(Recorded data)
** start **

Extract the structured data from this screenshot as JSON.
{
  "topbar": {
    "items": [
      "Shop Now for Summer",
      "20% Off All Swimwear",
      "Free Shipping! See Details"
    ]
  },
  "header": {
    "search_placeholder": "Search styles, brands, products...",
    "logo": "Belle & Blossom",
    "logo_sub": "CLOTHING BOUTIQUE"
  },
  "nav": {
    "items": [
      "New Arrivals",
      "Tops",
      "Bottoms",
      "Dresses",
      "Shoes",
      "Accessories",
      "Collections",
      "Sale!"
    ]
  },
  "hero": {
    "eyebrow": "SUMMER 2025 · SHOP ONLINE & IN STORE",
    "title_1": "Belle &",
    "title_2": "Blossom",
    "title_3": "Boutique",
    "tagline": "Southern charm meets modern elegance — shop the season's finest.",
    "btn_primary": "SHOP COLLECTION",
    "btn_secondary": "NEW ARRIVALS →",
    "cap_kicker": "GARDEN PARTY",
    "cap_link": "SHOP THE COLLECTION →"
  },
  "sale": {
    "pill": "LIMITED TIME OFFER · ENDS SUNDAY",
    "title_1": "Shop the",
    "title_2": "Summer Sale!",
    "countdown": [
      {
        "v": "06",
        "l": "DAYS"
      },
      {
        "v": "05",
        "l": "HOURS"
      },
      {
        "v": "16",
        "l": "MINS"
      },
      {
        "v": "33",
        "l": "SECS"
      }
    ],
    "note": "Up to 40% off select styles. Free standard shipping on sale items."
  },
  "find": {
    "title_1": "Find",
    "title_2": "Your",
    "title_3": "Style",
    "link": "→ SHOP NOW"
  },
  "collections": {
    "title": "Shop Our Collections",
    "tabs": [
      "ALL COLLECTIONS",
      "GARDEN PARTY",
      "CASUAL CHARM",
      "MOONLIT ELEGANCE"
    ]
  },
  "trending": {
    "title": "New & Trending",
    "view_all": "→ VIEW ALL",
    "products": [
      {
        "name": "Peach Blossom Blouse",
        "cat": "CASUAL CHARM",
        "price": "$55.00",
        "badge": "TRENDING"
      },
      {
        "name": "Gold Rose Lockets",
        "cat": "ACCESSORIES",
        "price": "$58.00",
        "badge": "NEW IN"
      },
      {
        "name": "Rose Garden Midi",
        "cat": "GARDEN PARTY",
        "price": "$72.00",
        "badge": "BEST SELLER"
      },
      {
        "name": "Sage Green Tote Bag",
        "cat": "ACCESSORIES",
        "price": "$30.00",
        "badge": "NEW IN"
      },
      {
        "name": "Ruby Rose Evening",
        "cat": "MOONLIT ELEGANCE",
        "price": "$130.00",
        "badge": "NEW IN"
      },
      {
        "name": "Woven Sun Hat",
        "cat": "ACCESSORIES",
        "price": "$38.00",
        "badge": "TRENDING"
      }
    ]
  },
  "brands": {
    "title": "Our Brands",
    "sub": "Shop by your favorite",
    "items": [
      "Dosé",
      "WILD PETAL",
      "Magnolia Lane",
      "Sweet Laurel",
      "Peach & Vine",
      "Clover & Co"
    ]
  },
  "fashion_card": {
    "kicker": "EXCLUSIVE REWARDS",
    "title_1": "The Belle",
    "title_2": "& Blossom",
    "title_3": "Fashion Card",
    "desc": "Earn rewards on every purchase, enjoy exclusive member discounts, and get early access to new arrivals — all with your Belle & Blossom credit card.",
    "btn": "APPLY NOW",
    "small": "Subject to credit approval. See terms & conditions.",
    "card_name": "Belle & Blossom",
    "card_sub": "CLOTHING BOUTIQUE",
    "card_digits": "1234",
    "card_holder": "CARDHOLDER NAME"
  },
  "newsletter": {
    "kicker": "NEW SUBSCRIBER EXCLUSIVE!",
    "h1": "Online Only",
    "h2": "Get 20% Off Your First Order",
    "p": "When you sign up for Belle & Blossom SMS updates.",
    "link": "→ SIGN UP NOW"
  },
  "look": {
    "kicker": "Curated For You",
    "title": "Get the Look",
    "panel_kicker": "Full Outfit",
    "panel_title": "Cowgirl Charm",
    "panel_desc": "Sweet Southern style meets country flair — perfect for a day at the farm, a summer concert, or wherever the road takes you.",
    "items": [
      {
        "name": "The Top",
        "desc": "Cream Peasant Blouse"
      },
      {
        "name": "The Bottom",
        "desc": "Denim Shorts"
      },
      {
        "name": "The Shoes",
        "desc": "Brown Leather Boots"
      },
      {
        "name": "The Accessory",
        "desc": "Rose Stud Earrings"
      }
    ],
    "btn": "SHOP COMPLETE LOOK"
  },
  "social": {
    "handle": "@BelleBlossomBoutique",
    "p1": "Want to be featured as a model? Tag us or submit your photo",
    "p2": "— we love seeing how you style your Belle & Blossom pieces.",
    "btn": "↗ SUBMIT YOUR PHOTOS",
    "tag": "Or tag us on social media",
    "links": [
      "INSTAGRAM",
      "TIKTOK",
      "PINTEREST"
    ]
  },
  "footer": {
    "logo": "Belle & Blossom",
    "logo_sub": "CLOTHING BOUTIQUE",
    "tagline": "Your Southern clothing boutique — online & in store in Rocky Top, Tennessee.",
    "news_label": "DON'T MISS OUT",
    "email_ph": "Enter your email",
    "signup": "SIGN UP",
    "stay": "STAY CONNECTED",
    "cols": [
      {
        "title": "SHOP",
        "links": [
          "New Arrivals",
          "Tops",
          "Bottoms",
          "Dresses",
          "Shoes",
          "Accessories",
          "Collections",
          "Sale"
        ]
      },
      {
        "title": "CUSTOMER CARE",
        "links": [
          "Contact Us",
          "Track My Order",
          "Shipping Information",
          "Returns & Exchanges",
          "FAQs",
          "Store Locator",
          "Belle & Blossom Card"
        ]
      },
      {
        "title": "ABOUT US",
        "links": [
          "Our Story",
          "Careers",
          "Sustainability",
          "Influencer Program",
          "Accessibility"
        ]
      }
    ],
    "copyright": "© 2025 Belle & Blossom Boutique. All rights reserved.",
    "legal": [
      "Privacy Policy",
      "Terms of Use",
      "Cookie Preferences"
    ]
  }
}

** end **

Problem to work on => State how many lines of the material contain the string "MOONLIT", with no other words.

Solution => 2